• WHAT YOU SHOULD DO
Write out the entries below once more, exactly.

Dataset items
☆ ☆ ☆ ☆ ☆ ☆ ☆

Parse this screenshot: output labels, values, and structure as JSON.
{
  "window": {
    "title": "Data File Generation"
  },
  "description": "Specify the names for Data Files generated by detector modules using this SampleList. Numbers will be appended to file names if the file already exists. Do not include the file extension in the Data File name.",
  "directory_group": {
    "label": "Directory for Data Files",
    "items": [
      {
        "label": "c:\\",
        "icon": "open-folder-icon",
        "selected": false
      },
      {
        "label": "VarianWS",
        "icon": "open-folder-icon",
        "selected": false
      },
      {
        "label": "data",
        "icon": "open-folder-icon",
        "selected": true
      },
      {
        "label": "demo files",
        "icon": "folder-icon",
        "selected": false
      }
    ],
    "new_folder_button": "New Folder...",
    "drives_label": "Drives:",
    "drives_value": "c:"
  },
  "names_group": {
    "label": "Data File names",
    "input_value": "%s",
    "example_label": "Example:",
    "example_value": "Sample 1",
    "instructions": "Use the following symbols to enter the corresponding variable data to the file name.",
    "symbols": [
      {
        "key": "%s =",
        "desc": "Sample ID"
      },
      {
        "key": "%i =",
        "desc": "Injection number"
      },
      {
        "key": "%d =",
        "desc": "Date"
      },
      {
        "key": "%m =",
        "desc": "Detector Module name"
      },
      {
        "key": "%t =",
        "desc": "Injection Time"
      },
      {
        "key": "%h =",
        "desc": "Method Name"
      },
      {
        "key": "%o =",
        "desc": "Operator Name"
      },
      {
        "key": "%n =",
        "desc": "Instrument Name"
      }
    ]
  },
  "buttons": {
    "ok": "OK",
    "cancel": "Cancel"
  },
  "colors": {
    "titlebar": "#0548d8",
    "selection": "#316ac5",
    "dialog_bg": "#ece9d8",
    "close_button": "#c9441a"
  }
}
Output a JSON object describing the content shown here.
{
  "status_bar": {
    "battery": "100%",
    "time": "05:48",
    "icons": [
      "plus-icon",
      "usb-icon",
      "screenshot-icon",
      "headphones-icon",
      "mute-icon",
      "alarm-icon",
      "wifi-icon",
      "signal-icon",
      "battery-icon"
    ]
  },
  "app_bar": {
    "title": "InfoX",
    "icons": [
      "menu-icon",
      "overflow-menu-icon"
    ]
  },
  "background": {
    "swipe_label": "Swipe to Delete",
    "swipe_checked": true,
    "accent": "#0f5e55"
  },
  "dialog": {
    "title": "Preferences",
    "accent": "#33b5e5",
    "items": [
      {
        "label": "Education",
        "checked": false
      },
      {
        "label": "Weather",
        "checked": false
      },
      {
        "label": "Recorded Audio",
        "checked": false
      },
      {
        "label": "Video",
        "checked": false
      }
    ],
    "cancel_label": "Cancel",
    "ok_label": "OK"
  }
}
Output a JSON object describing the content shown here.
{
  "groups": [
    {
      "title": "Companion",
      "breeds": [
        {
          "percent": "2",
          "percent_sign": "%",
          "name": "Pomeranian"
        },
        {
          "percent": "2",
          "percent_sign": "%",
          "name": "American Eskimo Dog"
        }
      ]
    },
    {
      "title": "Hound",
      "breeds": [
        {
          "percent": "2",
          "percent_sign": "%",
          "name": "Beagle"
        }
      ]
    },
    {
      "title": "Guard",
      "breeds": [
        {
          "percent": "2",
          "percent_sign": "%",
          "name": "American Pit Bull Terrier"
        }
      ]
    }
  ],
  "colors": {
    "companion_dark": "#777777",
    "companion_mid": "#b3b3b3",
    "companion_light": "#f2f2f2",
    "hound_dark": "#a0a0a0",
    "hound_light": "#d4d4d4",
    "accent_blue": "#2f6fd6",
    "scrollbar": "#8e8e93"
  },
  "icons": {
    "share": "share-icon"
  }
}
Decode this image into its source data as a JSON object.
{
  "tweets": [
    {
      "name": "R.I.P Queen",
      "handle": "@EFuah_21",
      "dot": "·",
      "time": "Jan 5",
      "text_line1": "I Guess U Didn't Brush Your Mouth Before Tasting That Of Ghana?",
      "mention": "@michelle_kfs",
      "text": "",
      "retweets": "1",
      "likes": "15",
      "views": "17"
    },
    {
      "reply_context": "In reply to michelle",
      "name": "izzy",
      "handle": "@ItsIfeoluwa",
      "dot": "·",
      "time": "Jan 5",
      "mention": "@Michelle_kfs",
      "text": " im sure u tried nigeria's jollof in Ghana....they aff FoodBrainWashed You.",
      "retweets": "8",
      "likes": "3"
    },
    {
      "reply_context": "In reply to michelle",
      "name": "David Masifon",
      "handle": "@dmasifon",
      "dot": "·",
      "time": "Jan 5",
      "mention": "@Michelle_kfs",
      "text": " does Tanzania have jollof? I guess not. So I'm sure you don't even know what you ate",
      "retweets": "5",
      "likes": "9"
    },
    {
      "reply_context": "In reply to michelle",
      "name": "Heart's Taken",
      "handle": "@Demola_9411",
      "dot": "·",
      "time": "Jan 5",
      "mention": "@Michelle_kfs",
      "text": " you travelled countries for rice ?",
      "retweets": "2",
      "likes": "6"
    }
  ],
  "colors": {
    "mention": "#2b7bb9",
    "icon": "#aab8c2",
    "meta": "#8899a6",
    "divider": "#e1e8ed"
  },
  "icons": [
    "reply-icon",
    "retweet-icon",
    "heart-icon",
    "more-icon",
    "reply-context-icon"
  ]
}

☆ ☆ ☆ ☆ ☆ ☆ ☆

• RESULT OF THIS TASK
Parse this screenshot: output labels, values, and structure as JSON.
{
  "window": {
    "title": "Data File Generation"
  },
  "description": "Specify the names for Data Files generated by detector modules using this SampleList. Numbers will be appended to file names if the file already exists. Do not include the file extension in the Data File name.",
  "directory_group": {
    "label": "Directory for Data Files",
    "items": [
      {
        "label": "c:\\",
        "icon": "open-folder-icon",
        "selected": false
      },
      {
        "label": "VarianWS",
        "icon": "open-folder-icon",
        "selected": false
      },
      {
        "label": "data",
        "icon": "open-folder-icon",
        "selected": true
      },
      {
        "label": "demo files",
        "icon": "folder-icon",
        "selected": false
      }
    ],
    "new_folder_button": "New Folder...",
    "drives_label": "Drives:",
    "drives_value": "c:"
  },
  "names_group": {
    "label": "Data File names",
    "input_value": "%s",
    "example_label": "Example:",
    "example_value": "Sample 1",
    "instructions": "Use the following symbols to enter the corresponding variable data to the file name.",
    "symbols": [
      {
        "key": "%s =",
        "desc": "Sample ID"
      },
      {
        "key": "%i =",
        "desc": "Injection number"
      },
      {
        "key": "%d =",
        "desc": "Date"
      },
      {
        "key": "%m =",
        "desc": "Detector Module name"
      },
      {
        "key": "%t =",
        "desc": "Injection Time"
      },
      {
        "key": "%h =",
        "desc": "Method Name"
      },
      {
        "key": "%o =",
        "desc": "Operator Name"
      },
      {
        "key": "%n =",
        "desc": "Instrument Name"
      }
    ]
  },
  "buttons": {
    "ok": "OK",
    "cancel": "Cancel"
  },
  "colors": {
    "titlebar": "#0548d8",
    "selection": "#316ac5",
    "dialog_bg": "#ece9d8",
    "close_button": "#c9441a"
  }
}
Output a JSON object describing the content shown here.
{
  "status_bar": {
    "battery": "100%",
    "time": "05:48",
    "icons": [
      "plus-icon",
      "usb-icon",
      "screenshot-icon",
      "headphones-icon",
      "mute-icon",
      "alarm-icon",
      "wifi-icon",
      "signal-icon",
      "battery-icon"
    ]
  },
  "app_bar": {
    "title": "InfoX",
    "icons": [
      "menu-icon",
      "overflow-menu-icon"
    ]
  },
  "background": {
    "swipe_label": "Swipe to Delete",
    "swipe_checked": true,
    "accent": "#0f5e55"
  },
  "dialog": {
    "title": "Preferences",
    "accent": "#33b5e5",
    "items": [
      {
        "label": "Education",
        "checked": false
      },
      {
        "label": "Weather",
        "checked": false
      },
      {
        "label": "Recorded Audio",
        "checked": false
      },
      {
        "label": "Video",
        "checked": false
      }
    ],
    "cancel_label": "Cancel",
    "ok_label": "OK"
  }
}
Output a JSON object describing the content shown here.
{
  "groups": [
    {
      "title": "Companion",
      "breeds": [
        {
          "percent": "2",
          "percent_sign": "%",
          "name": "Pomeranian"
        },
        {
          "percent": "2",
          "percent_sign": "%",
          "name": "American Eskimo Dog"
        }
      ]
    },
    {
      "title": "Hound",
      "breeds": [
        {
          "percent": "2",
          "percent_sign": "%",
          "name": "Beagle"
        }
      ]
    },
    {
      "title": "Guard",
      "breeds": [
        {
          "percent": "2",
          "percent_sign": "%",
          "name": "American Pit Bull Terrier"
        }
      ]
    }
  ],
  "colors": {
    "companion_dark": "#777777",
    "companion_mid": "#b3b3b3",
    "companion_light": "#f2f2f2",
    "hound_dark": "#a0a0a0",
    "hound_light": "#d4d4d4",
    "accent_blue": "#2f6fd6",
    "scrollbar": "#8e8e93"
  },
  "icons": {
    "share": "share-icon"
  }
}
Decode this image into its source data as a JSON object.
{
  "tweets": [
    {
      "name": "R.I.P Queen",
      "handle": "@EFuah_21",
      "dot": "·",
      "time": "Jan 5",
      "text_line1": "I Guess U Didn't Brush Your Mouth Before Tasting That Of Ghana?",
      "mention": "@michelle_kfs",
      "text": "",
      "retweets": "1",
      "likes": "15",
      "views": "17"
    },
    {
      "reply_context": "In reply to michelle",
      "name": "izzy",
      "handle": "@ItsIfeoluwa",
      "dot": "·",
      "time": "Jan 5",
      "mention": "@Michelle_kfs",
      "text": " im sure u tried nigeria's jollof in Ghana....they aff FoodBrainWashed You.",
      "retweets": "8",
      "likes": "3"
    },
    {
      "reply_context": "In reply to michelle",
      "name": "David Masifon",
      "handle": "@dmasifon",
      "dot": "·",
      "time": "Jan 5",
      "mention": "@Michelle_kfs",
      "text": " does Tanzania have jollof? I guess not. So I'm sure you don't even know what you ate",
      "retweets": "5",
      "likes": "9"
    },
    {
      "reply_context": "In reply to michelle",
      "name": "Heart's Taken",
      "handle": "@Demola_9411",
      "dot": "·",
      "time": "Jan 5",
      "mention": "@Michelle_kfs",
      "text": " you travelled countries for rice ?",
      "retweets": "2",
      "likes": "6"
    }
  ],
  "colors": {
    "mention": "#2b7bb9",
    "icon": "#aab8c2",
    "meta": "#8899a6",
    "divider": "#e1e8ed"
  },
  "icons": [
    "reply-icon",
    "retweet-icon",
    "heart-icon",
    "more-icon",
    "reply-context-icon"
  ]
}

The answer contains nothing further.